*Do this*
Reproduce the listing below character for character; drop every image.

_ _ _

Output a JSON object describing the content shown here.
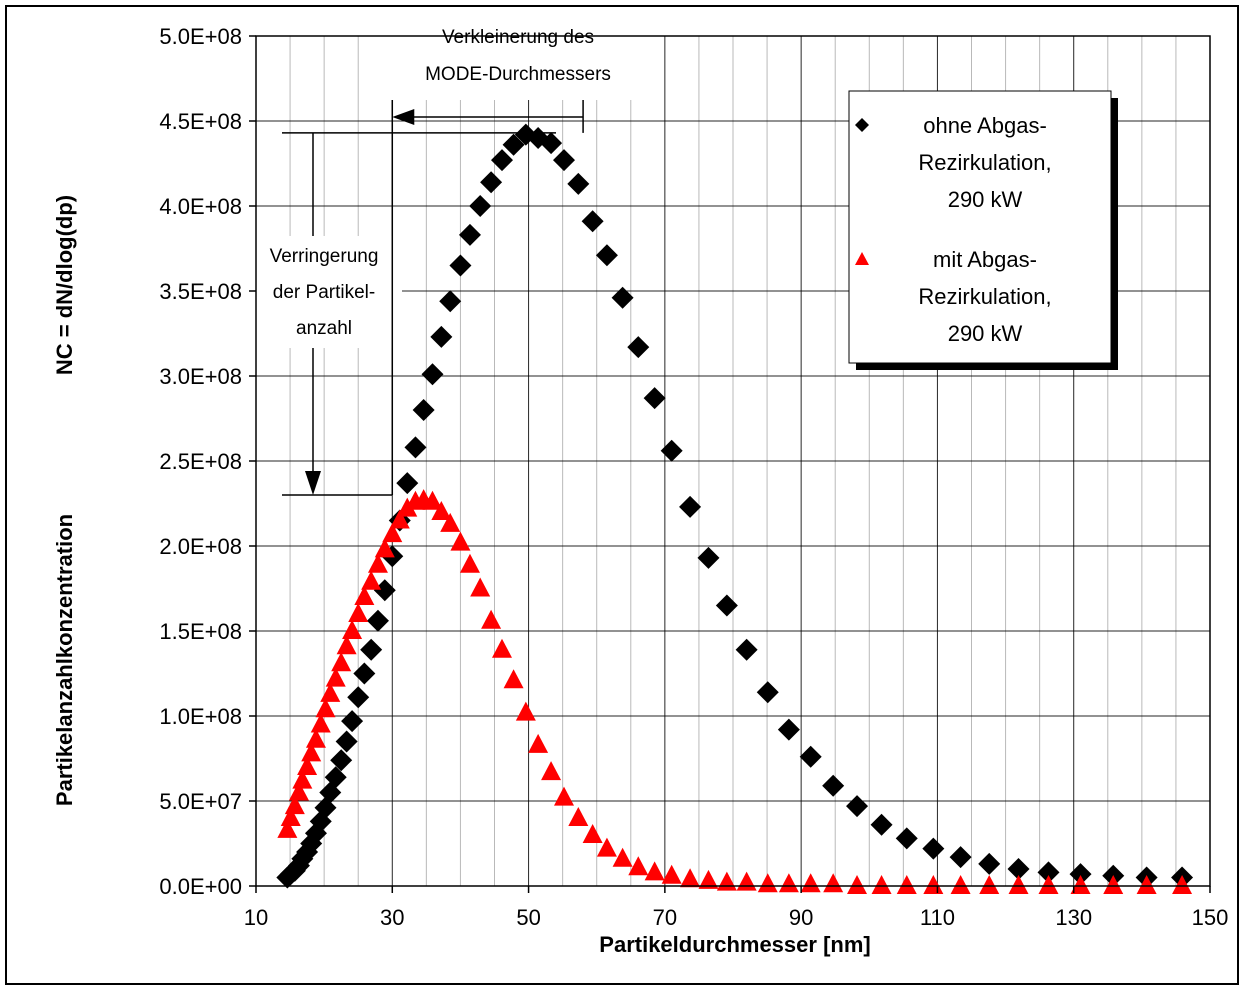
{
  "chart_data": {
    "type": "scatter",
    "xlabel": "Partikeldurchmesser [nm]",
    "ylabel_main": "Partikelanzahlkonzentration",
    "ylabel_formula": "NC = dN/dlog(dp)",
    "xlim": [
      10,
      150
    ],
    "ylim": [
      0,
      500000000
    ],
    "x_ticks": [
      10,
      30,
      50,
      70,
      90,
      110,
      130,
      150
    ],
    "x_tick_labels": [
      "10",
      "30",
      "50",
      "70",
      "90",
      "110",
      "130",
      "150"
    ],
    "y_ticks": [
      0,
      50000000,
      100000000,
      150000000,
      200000000,
      250000000,
      300000000,
      350000000,
      400000000,
      450000000,
      500000000
    ],
    "y_tick_labels": [
      "0.0E+00",
      "5.0E+07",
      "1.0E+08",
      "1.5E+08",
      "2.0E+08",
      "2.5E+08",
      "3.0E+08",
      "3.5E+08",
      "4.0E+08",
      "4.5E+08",
      "5.0E+08"
    ],
    "grid": true,
    "legend_position": "top-right",
    "series": [
      {
        "name_lines": [
          "ohne Abgas-",
          "Rezirkulation,",
          "290 kW"
        ],
        "marker": "diamond",
        "color": "#000000",
        "x": [
          14.6,
          15.1,
          15.7,
          16.3,
          16.8,
          17.5,
          18.1,
          18.8,
          19.5,
          20.2,
          20.9,
          21.7,
          22.5,
          23.3,
          24.1,
          25.0,
          25.9,
          26.9,
          27.9,
          28.9,
          30.0,
          31.1,
          32.2,
          33.4,
          34.6,
          35.9,
          37.2,
          38.5,
          40.0,
          41.4,
          42.9,
          44.5,
          46.1,
          47.8,
          49.6,
          51.4,
          53.3,
          55.2,
          57.3,
          59.4,
          61.5,
          63.8,
          66.1,
          68.5,
          71.0,
          73.7,
          76.4,
          79.1,
          82.0,
          85.1,
          88.2,
          91.4,
          94.7,
          98.2,
          101.8,
          105.5,
          109.4,
          113.4,
          117.6,
          121.9,
          126.3,
          131.0,
          135.8,
          140.7,
          145.9
        ],
        "y": [
          5000000,
          7000000,
          9000000,
          12000000,
          16000000,
          20000000,
          25000000,
          31000000,
          38000000,
          46000000,
          55000000,
          64000000,
          74000000,
          85000000,
          97000000,
          111000000,
          125000000,
          139000000,
          156000000,
          174000000,
          194000000,
          215000000,
          237000000,
          258000000,
          280000000,
          301000000,
          323000000,
          344000000,
          365000000,
          383000000,
          400000000,
          414000000,
          427000000,
          436000000,
          442000000,
          440000000,
          437000000,
          427000000,
          413000000,
          391000000,
          371000000,
          346000000,
          317000000,
          287000000,
          256000000,
          223000000,
          193000000,
          165000000,
          139000000,
          114000000,
          92000000,
          76000000,
          59000000,
          47000000,
          36000000,
          28000000,
          22000000,
          17000000,
          13000000,
          10000000,
          8000000,
          7000000,
          6000000,
          5000000,
          5000000
        ]
      },
      {
        "name_lines": [
          "mit Abgas-",
          "Rezirkulation,",
          "290 kW"
        ],
        "marker": "triangle",
        "color": "#ff0000",
        "x": [
          14.6,
          15.1,
          15.7,
          16.3,
          16.8,
          17.5,
          18.1,
          18.8,
          19.5,
          20.2,
          20.9,
          21.7,
          22.5,
          23.3,
          24.1,
          25.0,
          25.9,
          26.9,
          27.9,
          28.9,
          30.0,
          31.1,
          32.2,
          33.4,
          34.6,
          35.9,
          37.2,
          38.5,
          40.0,
          41.4,
          42.9,
          44.5,
          46.1,
          47.8,
          49.6,
          51.4,
          53.3,
          55.2,
          57.3,
          59.4,
          61.5,
          63.8,
          66.1,
          68.5,
          71.0,
          73.7,
          76.4,
          79.1,
          82.0,
          85.1,
          88.2,
          91.4,
          94.7,
          98.2,
          101.8,
          105.5,
          109.4,
          113.4,
          117.6,
          121.9,
          126.3,
          131.0,
          135.8,
          140.7,
          145.9
        ],
        "y": [
          33000000,
          40000000,
          47000000,
          55000000,
          62000000,
          70000000,
          78000000,
          86000000,
          95000000,
          104000000,
          113000000,
          122000000,
          131000000,
          141000000,
          150000000,
          160000000,
          170000000,
          179000000,
          189000000,
          198000000,
          207000000,
          215000000,
          222000000,
          226000000,
          227000000,
          226000000,
          220000000,
          213000000,
          202000000,
          189000000,
          175000000,
          156000000,
          139000000,
          121000000,
          102000000,
          83000000,
          67000000,
          52000000,
          40000000,
          30000000,
          22000000,
          16000000,
          11000000,
          8000000,
          6000000,
          4000000,
          3000000,
          2000000,
          2000000,
          1000000,
          1000000,
          1000000,
          1000000,
          0,
          0,
          0,
          0,
          0,
          0,
          0,
          0,
          0,
          0,
          0,
          0
        ]
      }
    ],
    "annotations": {
      "mode_shift_lines": [
        "Verkleinerung des",
        "MODE-Durchmessers"
      ],
      "count_reduction_lines": [
        "Verringerung",
        "der Partikel-",
        "anzahl"
      ],
      "peak_high_y": 443000000,
      "peak_low_y": 230000000,
      "mode_arrow_from_x": 58,
      "mode_arrow_to_x": 30
    }
  },
  "colors": {
    "background": "#ffffff",
    "grid": "#808080",
    "axis": "#000000"
  }
}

_ _ _

*Completed task*
Output a JSON object describing the content shown here.
{
  "chart_data": {
    "type": "scatter",
    "xlabel": "Partikeldurchmesser [nm]",
    "ylabel_main": "Partikelanzahlkonzentration",
    "ylabel_formula": "NC = dN/dlog(dp)",
    "xlim": [
      10,
      150
    ],
    "ylim": [
      0,
      500000000
    ],
    "x_ticks": [
      10,
      30,
      50,
      70,
      90,
      110,
      130,
      150
    ],
    "x_tick_labels": [
      "10",
      "30",
      "50",
      "70",
      "90",
      "110",
      "130",
      "150"
    ],
    "y_ticks": [
      0,
      50000000,
      100000000,
      150000000,
      200000000,
      250000000,
      300000000,
      350000000,
      400000000,
      450000000,
      500000000
    ],
    "y_tick_labels": [
      "0.0E+00",
      "5.0E+07",
      "1.0E+08",
      "1.5E+08",
      "2.0E+08",
      "2.5E+08",
      "3.0E+08",
      "3.5E+08",
      "4.0E+08",
      "4.5E+08",
      "5.0E+08"
    ],
    "grid": true,
    "legend_position": "top-right",
    "series": [
      {
        "name_lines": [
          "ohne Abgas-",
          "Rezirkulation,",
          "290 kW"
        ],
        "marker": "diamond",
        "color": "#000000",
        "x": [
          14.6,
          15.1,
          15.7,
          16.3,
          16.8,
          17.5,
          18.1,
          18.8,
          19.5,
          20.2,
          20.9,
          21.7,
          22.5,
          23.3,
          24.1,
          25.0,
          25.9,
          26.9,
          27.9,
          28.9,
          30.0,
          31.1,
          32.2,
          33.4,
          34.6,
          35.9,
          37.2,
          38.5,
          40.0,
          41.4,
          42.9,
          44.5,
          46.1,
          47.8,
          49.6,
          51.4,
          53.3,
          55.2,
          57.3,
          59.4,
          61.5,
          63.8,
          66.1,
          68.5,
          71.0,
          73.7,
          76.4,
          79.1,
          82.0,
          85.1,
          88.2,
          91.4,
          94.7,
          98.2,
          101.8,
          105.5,
          109.4,
          113.4,
          117.6,
          121.9,
          126.3,
          131.0,
          135.8,
          140.7,
          145.9
        ],
        "y": [
          5000000,
          7000000,
          9000000,
          12000000,
          16000000,
          20000000,
          25000000,
          31000000,
          38000000,
          46000000,
          55000000,
          64000000,
          74000000,
          85000000,
          97000000,
          111000000,
          125000000,
          139000000,
          156000000,
          174000000,
          194000000,
          215000000,
          237000000,
          258000000,
          280000000,
          301000000,
          323000000,
          344000000,
          365000000,
          383000000,
          400000000,
          414000000,
          427000000,
          436000000,
          442000000,
          440000000,
          437000000,
          427000000,
          413000000,
          391000000,
          371000000,
          346000000,
          317000000,
          287000000,
          256000000,
          223000000,
          193000000,
          165000000,
          139000000,
          114000000,
          92000000,
          76000000,
          59000000,
          47000000,
          36000000,
          28000000,
          22000000,
          17000000,
          13000000,
          10000000,
          8000000,
          7000000,
          6000000,
          5000000,
          5000000
        ]
      },
      {
        "name_lines": [
          "mit Abgas-",
          "Rezirkulation,",
          "290 kW"
        ],
        "marker": "triangle",
        "color": "#ff0000",
        "x": [
          14.6,
          15.1,
          15.7,
          16.3,
          16.8,
          17.5,
          18.1,
          18.8,
          19.5,
          20.2,
          20.9,
          21.7,
          22.5,
          23.3,
          24.1,
          25.0,
          25.9,
          26.9,
          27.9,
          28.9,
          30.0,
          31.1,
          32.2,
          33.4,
          34.6,
          35.9,
          37.2,
          38.5,
          40.0,
          41.4,
          42.9,
          44.5,
          46.1,
          47.8,
          49.6,
          51.4,
          53.3,
          55.2,
          57.3,
          59.4,
          61.5,
          63.8,
          66.1,
          68.5,
          71.0,
          73.7,
          76.4,
          79.1,
          82.0,
          85.1,
          88.2,
          91.4,
          94.7,
          98.2,
          101.8,
          105.5,
          109.4,
          113.4,
          117.6,
          121.9,
          126.3,
          131.0,
          135.8,
          140.7,
          145.9
        ],
        "y": [
          33000000,
          40000000,
          47000000,
          55000000,
          62000000,
          70000000,
          78000000,
          86000000,
          95000000,
          104000000,
          113000000,
          122000000,
          131000000,
          141000000,
          150000000,
          160000000,
          170000000,
          179000000,
          189000000,
          198000000,
          207000000,
          215000000,
          222000000,
          226000000,
          227000000,
          226000000,
          220000000,
          213000000,
          202000000,
          189000000,
          175000000,
          156000000,
          139000000,
          121000000,
          102000000,
          83000000,
          67000000,
          52000000,
          40000000,
          30000000,
          22000000,
          16000000,
          11000000,
          8000000,
          6000000,
          4000000,
          3000000,
          2000000,
          2000000,
          1000000,
          1000000,
          1000000,
          1000000,
          0,
          0,
          0,
          0,
          0,
          0,
          0,
          0,
          0,
          0,
          0,
          0
        ]
      }
    ],
    "annotations": {
      "mode_shift_lines": [
        "Verkleinerung des",
        "MODE-Durchmessers"
      ],
      "count_reduction_lines": [
        "Verringerung",
        "der Partikel-",
        "anzahl"
      ],
      "peak_high_y": 443000000,
      "peak_low_y": 230000000,
      "mode_arrow_from_x": 58,
      "mode_arrow_to_x": 30
    }
  },
  "colors": {
    "background": "#ffffff",
    "grid": "#808080",
    "axis": "#000000"
  }
}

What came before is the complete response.